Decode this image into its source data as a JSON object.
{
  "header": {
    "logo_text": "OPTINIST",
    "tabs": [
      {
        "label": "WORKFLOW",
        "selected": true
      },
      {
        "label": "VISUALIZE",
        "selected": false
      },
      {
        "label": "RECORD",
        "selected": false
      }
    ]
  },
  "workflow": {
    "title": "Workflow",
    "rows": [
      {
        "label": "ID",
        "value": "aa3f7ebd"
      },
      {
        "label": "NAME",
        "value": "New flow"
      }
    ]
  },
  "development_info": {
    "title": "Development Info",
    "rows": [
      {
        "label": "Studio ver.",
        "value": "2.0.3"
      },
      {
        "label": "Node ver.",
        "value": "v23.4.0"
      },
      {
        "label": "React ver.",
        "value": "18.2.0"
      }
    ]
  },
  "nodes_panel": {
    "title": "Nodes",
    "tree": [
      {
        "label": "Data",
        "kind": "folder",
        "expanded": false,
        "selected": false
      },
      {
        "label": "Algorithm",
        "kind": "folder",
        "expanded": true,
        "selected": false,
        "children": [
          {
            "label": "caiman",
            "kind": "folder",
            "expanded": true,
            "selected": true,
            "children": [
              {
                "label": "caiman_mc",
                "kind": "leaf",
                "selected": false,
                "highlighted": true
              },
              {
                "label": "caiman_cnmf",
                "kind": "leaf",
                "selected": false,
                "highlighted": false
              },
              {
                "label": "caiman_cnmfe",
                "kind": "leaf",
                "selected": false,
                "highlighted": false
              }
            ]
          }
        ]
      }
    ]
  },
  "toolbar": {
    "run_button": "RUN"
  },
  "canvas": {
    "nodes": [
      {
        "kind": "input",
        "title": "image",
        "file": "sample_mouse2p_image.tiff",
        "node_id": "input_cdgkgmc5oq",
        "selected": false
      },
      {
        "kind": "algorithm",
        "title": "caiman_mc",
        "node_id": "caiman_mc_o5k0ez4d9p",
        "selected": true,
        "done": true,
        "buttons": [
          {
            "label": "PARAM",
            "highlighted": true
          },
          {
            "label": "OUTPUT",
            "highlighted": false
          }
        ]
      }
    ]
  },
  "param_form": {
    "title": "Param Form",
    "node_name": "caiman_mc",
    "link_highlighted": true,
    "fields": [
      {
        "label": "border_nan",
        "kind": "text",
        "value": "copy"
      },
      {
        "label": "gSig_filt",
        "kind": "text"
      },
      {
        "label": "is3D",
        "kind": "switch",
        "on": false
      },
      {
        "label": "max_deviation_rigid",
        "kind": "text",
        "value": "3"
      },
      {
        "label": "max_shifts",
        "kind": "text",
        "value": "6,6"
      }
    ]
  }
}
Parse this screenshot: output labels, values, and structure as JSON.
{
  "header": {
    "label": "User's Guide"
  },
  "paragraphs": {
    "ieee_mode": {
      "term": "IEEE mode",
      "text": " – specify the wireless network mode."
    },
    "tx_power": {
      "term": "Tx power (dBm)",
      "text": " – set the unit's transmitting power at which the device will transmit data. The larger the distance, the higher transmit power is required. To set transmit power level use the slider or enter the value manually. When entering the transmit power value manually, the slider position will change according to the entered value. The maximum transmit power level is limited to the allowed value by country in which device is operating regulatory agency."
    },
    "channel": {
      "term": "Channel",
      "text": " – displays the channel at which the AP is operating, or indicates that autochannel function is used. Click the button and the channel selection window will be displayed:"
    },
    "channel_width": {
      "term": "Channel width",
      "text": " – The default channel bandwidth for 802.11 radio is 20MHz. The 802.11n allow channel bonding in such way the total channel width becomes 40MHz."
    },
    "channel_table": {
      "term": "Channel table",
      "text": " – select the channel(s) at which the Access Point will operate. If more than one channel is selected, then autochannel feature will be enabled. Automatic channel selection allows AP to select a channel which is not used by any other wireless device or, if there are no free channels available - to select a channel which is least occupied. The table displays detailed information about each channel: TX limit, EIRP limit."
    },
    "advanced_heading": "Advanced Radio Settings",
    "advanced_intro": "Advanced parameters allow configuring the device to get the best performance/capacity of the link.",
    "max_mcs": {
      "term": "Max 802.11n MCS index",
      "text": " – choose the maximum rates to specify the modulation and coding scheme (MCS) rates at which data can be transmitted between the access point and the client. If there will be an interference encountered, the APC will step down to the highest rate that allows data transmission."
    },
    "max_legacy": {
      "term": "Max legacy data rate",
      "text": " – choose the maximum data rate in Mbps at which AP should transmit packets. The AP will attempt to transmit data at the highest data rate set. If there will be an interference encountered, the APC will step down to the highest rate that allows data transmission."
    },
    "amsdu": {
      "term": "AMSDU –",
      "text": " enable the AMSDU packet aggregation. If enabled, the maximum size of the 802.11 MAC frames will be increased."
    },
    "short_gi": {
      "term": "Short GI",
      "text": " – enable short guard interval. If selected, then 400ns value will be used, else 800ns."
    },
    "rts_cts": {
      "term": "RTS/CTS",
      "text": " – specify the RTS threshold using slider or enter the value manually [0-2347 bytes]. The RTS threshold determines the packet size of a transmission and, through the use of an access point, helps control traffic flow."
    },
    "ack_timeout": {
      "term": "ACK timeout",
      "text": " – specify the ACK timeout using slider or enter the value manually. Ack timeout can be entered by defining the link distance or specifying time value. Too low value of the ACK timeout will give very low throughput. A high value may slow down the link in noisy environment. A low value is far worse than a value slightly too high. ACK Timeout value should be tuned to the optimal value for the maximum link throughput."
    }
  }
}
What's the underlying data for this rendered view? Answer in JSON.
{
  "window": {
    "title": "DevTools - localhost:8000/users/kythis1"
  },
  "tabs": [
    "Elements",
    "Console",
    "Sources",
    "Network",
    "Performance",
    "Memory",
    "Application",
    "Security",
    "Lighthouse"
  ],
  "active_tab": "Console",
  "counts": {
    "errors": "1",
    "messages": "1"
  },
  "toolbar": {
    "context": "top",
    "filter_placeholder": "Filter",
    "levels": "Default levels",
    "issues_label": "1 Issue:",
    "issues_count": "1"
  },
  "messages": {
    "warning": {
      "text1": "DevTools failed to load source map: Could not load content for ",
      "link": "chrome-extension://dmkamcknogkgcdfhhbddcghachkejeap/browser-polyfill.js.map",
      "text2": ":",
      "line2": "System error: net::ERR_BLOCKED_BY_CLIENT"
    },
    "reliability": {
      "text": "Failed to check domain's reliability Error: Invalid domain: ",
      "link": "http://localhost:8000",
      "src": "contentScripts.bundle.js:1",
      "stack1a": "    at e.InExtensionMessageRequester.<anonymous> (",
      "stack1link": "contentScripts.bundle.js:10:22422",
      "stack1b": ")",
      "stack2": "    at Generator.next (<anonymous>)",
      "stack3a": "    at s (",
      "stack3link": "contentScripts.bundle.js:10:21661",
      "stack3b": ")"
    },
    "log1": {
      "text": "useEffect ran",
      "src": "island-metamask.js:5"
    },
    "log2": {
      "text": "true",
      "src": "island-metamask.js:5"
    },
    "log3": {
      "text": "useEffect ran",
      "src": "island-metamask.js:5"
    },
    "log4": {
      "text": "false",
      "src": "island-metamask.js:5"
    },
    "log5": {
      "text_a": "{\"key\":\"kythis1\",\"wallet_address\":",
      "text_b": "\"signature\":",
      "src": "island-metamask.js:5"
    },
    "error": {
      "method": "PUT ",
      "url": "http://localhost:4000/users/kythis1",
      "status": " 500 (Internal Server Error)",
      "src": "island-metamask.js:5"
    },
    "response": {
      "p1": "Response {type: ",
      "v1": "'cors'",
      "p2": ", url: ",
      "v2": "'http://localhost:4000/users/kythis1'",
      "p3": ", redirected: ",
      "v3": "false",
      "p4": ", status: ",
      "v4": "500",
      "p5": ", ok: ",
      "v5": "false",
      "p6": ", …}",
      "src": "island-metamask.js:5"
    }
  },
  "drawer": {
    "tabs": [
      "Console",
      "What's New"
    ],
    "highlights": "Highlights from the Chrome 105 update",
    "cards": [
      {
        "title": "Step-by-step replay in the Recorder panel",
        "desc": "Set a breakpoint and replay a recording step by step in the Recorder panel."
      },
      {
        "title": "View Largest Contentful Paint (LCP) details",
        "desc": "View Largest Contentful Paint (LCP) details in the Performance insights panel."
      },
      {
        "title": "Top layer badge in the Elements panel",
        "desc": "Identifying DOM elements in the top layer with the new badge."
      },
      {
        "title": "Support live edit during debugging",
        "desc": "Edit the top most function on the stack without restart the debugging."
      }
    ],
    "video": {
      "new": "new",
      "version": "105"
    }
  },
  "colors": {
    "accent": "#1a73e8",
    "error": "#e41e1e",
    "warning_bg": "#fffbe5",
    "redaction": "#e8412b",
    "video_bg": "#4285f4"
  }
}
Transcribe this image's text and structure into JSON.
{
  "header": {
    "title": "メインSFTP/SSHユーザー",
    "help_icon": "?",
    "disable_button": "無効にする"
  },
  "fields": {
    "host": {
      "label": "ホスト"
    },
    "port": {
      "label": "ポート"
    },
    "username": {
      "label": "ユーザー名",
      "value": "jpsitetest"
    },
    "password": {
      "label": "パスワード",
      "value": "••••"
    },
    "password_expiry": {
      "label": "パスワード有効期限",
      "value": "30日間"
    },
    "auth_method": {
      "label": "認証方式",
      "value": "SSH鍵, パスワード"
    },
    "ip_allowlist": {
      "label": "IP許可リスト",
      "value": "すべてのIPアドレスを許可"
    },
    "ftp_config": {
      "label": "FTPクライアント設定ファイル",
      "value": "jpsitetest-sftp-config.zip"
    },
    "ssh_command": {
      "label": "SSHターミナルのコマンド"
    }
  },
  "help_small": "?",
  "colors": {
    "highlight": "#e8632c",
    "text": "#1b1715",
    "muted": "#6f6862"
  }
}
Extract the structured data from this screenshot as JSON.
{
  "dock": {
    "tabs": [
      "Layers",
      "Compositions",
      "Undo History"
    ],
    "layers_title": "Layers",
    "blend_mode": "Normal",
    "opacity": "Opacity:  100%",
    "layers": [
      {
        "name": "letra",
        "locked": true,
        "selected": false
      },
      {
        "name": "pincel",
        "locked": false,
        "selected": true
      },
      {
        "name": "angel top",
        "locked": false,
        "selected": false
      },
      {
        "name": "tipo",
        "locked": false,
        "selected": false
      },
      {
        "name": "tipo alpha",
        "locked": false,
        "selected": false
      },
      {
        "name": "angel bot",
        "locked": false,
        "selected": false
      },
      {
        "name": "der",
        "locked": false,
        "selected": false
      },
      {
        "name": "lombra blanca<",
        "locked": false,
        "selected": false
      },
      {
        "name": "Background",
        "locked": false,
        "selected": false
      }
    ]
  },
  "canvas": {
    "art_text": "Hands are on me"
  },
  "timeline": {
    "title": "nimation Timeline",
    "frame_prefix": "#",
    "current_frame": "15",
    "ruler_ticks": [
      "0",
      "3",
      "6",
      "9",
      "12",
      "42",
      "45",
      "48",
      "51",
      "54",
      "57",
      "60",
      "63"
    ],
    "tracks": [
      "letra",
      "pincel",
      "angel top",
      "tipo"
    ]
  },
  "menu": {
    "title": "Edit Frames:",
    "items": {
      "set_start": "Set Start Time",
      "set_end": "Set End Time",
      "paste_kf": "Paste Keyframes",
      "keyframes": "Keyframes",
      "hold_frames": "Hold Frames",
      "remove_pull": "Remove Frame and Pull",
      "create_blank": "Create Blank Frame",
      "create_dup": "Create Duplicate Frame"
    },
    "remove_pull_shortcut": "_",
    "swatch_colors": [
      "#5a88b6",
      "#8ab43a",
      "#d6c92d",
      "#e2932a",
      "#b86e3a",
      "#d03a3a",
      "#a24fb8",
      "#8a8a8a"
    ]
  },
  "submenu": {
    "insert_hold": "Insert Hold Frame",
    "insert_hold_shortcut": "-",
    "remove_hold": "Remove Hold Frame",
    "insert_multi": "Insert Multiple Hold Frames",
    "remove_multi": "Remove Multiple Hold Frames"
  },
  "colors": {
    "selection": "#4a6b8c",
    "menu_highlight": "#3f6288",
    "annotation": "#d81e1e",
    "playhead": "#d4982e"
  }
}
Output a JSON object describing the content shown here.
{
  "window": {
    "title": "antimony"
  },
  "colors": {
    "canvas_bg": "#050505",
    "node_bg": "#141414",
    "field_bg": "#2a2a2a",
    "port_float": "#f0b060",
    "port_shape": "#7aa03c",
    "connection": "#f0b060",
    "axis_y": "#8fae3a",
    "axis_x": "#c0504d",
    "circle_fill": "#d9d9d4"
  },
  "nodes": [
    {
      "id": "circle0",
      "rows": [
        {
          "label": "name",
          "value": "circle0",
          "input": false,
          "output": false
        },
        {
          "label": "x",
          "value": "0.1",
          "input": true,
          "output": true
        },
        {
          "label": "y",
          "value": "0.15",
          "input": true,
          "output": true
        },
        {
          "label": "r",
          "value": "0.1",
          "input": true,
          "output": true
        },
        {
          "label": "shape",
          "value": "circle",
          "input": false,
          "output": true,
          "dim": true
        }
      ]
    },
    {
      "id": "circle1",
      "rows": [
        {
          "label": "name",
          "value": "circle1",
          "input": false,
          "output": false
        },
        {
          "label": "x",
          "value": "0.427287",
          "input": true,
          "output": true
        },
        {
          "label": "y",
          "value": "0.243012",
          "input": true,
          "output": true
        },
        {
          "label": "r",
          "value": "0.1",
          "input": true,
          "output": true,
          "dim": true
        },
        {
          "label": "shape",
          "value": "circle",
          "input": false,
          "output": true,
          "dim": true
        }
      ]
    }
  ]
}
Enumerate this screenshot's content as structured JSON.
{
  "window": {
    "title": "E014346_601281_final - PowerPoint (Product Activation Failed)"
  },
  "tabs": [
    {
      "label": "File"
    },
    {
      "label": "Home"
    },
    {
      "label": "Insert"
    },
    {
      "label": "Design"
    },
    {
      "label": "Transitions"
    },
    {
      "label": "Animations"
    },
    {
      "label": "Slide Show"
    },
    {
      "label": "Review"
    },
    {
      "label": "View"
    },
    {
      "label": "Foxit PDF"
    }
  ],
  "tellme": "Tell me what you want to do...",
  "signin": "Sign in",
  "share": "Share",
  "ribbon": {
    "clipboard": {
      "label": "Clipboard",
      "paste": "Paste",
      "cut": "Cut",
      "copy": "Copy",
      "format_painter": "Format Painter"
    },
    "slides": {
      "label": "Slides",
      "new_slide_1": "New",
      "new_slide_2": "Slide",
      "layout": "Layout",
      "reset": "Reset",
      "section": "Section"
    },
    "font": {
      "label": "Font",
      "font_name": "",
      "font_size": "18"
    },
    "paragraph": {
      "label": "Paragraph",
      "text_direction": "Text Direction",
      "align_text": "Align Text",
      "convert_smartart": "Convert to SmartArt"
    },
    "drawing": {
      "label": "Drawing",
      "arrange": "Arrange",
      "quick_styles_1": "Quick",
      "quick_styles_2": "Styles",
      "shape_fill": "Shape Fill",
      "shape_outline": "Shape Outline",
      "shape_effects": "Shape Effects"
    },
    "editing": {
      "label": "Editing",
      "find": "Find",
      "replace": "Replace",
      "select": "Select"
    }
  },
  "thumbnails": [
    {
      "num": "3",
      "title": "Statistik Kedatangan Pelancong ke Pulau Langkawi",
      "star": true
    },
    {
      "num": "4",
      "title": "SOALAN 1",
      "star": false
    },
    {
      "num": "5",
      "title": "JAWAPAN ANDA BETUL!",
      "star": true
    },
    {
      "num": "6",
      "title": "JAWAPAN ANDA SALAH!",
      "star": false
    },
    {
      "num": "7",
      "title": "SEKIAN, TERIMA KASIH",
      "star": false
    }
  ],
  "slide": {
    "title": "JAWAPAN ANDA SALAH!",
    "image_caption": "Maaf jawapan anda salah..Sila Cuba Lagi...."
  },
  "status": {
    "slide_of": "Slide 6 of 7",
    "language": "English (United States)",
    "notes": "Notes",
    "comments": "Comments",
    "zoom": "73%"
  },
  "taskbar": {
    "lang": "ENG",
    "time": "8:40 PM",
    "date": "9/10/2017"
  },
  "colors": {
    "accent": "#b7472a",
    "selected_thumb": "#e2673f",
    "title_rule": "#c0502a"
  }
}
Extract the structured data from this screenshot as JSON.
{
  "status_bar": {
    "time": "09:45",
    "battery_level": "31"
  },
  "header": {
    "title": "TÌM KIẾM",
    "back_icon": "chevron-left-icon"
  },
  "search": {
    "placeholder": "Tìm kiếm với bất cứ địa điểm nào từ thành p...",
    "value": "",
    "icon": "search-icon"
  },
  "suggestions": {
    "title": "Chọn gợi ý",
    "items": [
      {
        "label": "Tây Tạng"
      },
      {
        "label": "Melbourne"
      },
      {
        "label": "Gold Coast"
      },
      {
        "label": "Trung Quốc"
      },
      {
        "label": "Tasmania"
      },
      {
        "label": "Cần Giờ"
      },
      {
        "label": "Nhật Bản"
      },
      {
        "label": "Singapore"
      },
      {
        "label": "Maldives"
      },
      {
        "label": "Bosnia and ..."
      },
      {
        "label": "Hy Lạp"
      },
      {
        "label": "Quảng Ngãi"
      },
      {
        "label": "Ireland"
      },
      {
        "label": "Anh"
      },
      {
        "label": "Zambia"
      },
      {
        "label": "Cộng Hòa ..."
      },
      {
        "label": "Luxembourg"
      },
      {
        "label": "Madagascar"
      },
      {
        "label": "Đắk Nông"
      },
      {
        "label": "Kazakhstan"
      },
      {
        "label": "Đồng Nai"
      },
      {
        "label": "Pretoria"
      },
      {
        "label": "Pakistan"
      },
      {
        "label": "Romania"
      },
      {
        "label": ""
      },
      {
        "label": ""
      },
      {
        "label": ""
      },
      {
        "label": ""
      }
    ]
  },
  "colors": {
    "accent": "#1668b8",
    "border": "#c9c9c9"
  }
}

# WHAT YOU ARE ASKED TO DO
Identify which lines contain the word "Largest" and copy each one.

# WORKED ANSWER
        "title": "View Largest Contentful Paint (LCP) details",
        "desc": "View Largest Contentful Paint (LCP) details in the Performance insights panel."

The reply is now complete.